What is needed = Wherever a line in the data below holds "cloud", copy that line.

Raw data =
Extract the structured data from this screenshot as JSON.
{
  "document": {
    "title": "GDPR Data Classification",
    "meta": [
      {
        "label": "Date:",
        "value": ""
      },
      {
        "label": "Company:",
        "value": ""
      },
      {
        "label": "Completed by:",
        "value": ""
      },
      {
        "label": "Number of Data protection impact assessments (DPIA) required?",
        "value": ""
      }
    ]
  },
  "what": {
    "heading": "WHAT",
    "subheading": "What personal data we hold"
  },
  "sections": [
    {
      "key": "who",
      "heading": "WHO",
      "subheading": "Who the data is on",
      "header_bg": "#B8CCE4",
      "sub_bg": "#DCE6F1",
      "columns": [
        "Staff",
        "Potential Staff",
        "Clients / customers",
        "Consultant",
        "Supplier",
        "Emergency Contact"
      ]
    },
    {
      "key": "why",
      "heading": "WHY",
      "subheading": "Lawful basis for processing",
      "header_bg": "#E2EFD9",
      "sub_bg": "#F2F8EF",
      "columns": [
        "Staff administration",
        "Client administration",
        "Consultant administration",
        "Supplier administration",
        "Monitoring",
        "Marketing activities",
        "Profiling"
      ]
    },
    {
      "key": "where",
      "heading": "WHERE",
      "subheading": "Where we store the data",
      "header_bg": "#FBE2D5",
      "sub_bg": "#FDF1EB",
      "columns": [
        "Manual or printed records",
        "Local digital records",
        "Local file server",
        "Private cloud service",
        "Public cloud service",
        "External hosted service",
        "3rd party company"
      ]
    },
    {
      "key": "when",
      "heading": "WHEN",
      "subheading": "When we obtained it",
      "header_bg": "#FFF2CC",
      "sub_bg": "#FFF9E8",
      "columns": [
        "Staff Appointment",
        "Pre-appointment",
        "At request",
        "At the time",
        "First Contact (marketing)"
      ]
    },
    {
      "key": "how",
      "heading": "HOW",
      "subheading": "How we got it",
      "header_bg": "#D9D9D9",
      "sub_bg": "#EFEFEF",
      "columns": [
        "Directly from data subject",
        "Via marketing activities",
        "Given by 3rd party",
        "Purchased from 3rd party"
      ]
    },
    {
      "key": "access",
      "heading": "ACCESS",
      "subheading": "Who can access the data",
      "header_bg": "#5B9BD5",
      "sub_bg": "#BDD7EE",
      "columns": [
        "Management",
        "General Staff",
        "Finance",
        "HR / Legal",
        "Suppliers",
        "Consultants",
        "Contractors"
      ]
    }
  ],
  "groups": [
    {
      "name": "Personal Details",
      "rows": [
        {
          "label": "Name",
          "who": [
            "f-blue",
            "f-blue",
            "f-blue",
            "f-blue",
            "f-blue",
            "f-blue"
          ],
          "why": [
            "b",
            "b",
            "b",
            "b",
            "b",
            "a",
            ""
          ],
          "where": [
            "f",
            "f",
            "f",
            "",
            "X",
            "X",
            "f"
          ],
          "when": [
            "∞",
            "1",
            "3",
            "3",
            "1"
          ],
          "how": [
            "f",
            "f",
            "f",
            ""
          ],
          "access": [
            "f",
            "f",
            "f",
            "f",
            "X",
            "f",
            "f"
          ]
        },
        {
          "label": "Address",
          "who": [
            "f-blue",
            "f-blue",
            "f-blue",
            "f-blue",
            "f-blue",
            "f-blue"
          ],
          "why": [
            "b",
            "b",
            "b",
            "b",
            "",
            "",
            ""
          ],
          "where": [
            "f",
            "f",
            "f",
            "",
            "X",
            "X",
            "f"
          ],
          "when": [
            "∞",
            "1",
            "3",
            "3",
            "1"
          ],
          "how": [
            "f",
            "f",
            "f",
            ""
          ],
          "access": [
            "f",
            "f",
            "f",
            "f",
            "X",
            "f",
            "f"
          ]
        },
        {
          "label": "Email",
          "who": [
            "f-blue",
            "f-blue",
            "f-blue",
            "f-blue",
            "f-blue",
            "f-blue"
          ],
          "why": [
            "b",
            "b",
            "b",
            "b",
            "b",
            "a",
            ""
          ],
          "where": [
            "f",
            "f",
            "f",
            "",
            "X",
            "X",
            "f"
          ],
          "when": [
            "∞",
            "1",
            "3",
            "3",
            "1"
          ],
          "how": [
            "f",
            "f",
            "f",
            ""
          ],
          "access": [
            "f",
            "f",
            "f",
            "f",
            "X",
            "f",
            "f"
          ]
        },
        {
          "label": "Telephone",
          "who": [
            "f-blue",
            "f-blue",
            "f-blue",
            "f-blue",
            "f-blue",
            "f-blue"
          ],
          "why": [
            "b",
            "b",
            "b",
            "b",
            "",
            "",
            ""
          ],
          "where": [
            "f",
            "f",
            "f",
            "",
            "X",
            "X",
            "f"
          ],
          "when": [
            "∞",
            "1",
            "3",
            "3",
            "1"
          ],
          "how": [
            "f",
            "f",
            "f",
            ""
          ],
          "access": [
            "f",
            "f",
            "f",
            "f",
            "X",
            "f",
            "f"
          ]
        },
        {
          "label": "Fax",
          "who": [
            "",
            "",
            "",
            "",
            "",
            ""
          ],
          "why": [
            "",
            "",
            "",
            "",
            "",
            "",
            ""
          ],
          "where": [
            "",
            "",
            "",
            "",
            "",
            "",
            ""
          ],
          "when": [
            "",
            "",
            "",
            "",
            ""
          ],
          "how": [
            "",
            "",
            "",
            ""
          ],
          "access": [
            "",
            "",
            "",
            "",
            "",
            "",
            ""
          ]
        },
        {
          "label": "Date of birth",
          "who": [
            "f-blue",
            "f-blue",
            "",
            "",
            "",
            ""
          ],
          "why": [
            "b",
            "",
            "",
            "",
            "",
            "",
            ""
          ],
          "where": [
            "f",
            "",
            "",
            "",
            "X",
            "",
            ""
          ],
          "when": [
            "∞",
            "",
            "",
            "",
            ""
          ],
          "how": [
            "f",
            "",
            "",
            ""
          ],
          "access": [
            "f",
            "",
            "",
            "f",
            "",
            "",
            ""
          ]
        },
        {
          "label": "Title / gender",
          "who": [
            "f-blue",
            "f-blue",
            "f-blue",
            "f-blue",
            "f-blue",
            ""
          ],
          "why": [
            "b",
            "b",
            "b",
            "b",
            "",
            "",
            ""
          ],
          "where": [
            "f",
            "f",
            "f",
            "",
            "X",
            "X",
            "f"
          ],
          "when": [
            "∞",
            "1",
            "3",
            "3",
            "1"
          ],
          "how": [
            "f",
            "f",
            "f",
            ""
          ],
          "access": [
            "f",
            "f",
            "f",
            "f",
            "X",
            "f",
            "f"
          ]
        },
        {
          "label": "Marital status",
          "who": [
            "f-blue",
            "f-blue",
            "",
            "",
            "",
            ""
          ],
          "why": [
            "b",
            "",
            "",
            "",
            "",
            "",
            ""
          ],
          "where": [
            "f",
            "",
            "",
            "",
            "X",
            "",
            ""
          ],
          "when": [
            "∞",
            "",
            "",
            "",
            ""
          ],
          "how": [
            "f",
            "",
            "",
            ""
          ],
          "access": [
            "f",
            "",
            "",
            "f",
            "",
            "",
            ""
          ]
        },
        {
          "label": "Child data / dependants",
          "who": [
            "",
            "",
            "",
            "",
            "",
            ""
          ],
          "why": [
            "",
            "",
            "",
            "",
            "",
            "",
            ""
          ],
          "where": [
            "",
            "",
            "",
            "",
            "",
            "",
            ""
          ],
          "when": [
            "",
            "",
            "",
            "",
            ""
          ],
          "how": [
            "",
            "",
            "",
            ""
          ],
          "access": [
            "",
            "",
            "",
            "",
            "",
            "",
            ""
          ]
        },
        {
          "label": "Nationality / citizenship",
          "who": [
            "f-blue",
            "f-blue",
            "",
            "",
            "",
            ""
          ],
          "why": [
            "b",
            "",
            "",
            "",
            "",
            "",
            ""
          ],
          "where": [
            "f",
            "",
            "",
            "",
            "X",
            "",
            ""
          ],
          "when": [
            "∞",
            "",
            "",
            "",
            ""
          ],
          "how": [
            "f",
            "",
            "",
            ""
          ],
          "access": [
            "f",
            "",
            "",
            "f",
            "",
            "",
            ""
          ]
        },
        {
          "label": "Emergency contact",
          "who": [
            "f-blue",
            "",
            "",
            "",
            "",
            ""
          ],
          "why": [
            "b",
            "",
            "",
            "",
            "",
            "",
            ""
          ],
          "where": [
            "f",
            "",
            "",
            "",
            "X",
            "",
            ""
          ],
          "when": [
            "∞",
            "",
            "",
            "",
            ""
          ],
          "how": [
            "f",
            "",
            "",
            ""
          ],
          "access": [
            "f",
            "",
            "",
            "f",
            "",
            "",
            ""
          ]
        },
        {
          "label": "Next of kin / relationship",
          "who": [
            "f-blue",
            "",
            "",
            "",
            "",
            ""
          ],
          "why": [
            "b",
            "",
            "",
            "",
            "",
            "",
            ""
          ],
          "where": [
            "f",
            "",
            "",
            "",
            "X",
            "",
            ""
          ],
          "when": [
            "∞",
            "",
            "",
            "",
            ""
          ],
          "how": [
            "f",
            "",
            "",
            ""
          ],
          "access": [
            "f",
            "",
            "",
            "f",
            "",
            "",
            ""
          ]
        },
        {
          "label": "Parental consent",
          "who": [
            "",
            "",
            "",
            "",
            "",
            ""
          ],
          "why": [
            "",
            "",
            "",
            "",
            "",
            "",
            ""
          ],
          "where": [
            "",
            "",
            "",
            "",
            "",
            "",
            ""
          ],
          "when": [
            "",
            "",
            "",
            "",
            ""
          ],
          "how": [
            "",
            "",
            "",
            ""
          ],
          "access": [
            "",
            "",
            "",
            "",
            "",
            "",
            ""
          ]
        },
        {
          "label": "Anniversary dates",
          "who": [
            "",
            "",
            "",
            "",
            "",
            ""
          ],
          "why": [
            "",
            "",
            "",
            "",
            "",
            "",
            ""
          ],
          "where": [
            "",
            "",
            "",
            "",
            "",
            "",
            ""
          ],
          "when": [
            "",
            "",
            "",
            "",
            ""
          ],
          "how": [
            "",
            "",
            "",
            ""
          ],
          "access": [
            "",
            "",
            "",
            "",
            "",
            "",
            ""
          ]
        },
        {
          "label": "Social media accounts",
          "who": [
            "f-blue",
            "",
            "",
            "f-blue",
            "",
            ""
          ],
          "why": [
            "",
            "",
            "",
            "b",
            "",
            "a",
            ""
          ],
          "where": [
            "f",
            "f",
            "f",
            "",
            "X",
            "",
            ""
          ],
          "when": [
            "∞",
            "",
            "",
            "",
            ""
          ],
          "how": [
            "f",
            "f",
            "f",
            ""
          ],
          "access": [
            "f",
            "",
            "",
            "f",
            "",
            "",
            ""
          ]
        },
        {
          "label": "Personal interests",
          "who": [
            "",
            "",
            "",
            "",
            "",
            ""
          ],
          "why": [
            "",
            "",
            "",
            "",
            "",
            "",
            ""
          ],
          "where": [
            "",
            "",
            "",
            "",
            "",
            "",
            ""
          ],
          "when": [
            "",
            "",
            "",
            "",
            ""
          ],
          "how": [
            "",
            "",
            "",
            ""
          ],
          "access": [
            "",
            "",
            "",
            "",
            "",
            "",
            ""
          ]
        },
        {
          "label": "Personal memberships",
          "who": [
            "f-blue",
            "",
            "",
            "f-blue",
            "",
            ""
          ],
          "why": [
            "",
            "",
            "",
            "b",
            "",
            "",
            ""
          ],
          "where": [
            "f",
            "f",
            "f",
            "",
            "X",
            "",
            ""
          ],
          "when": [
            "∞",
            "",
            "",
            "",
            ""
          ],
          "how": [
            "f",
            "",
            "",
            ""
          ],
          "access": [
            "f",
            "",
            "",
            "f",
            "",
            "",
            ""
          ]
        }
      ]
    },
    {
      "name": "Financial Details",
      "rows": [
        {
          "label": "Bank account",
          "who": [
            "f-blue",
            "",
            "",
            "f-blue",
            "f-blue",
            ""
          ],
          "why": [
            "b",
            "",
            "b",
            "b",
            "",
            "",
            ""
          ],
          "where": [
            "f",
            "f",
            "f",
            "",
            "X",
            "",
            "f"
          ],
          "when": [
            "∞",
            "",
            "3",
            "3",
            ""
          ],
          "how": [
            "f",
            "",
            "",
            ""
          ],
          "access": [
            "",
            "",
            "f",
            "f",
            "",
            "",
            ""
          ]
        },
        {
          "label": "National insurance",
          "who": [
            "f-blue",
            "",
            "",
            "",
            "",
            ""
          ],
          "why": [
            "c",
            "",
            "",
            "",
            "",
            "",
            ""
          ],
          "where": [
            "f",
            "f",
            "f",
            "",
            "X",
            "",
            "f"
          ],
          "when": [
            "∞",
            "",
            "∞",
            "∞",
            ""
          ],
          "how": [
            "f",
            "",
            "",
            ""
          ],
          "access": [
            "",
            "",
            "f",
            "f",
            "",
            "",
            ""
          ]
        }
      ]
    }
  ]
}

The solution =
        "Private cloud service",
        "Public cloud service",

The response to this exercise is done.